▶ _Data provided_
■ ■ ■

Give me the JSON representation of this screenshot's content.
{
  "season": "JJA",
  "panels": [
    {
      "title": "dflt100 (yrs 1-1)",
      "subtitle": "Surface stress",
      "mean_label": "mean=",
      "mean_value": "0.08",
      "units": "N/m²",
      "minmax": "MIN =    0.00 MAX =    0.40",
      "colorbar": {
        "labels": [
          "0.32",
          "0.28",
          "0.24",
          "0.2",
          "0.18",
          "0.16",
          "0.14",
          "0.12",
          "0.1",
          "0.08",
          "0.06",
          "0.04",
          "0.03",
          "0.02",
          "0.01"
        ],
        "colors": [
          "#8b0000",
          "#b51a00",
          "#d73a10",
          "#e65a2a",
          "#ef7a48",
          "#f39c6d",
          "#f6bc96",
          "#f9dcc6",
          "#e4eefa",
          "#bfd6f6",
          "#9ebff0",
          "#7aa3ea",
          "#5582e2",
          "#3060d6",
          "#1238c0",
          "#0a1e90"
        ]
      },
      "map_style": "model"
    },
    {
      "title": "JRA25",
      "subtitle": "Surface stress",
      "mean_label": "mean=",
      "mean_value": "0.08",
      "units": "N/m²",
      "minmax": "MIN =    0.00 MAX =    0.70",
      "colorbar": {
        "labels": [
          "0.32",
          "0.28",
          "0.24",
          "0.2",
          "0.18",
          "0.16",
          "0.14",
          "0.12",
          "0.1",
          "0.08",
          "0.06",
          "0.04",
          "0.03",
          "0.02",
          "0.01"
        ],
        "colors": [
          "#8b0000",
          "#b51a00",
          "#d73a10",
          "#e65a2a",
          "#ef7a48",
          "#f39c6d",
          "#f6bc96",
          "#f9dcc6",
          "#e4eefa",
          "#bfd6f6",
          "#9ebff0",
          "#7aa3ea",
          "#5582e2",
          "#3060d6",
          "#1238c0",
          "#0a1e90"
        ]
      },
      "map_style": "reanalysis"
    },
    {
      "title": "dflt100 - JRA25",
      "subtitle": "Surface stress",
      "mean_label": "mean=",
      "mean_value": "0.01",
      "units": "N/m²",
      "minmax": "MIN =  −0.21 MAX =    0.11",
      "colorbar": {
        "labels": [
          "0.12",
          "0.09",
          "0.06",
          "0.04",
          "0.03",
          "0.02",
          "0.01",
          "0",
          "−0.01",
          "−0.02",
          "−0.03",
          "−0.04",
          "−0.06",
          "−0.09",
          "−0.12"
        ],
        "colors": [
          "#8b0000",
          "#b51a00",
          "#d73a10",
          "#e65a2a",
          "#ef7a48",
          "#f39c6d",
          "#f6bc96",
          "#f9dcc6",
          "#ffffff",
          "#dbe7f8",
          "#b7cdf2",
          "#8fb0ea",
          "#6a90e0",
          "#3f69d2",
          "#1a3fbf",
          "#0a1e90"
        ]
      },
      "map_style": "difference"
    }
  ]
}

■ ■ ■

▶ _Task requirements_
Your task is to gather every line with the word "minmax" and copy it.

▶ _Final result_
      "minmax": "MIN =    0.00 MAX =    0.40",
      "minmax": "MIN =    0.00 MAX =    0.70",
      "minmax": "MIN =  −0.21 MAX =    0.11",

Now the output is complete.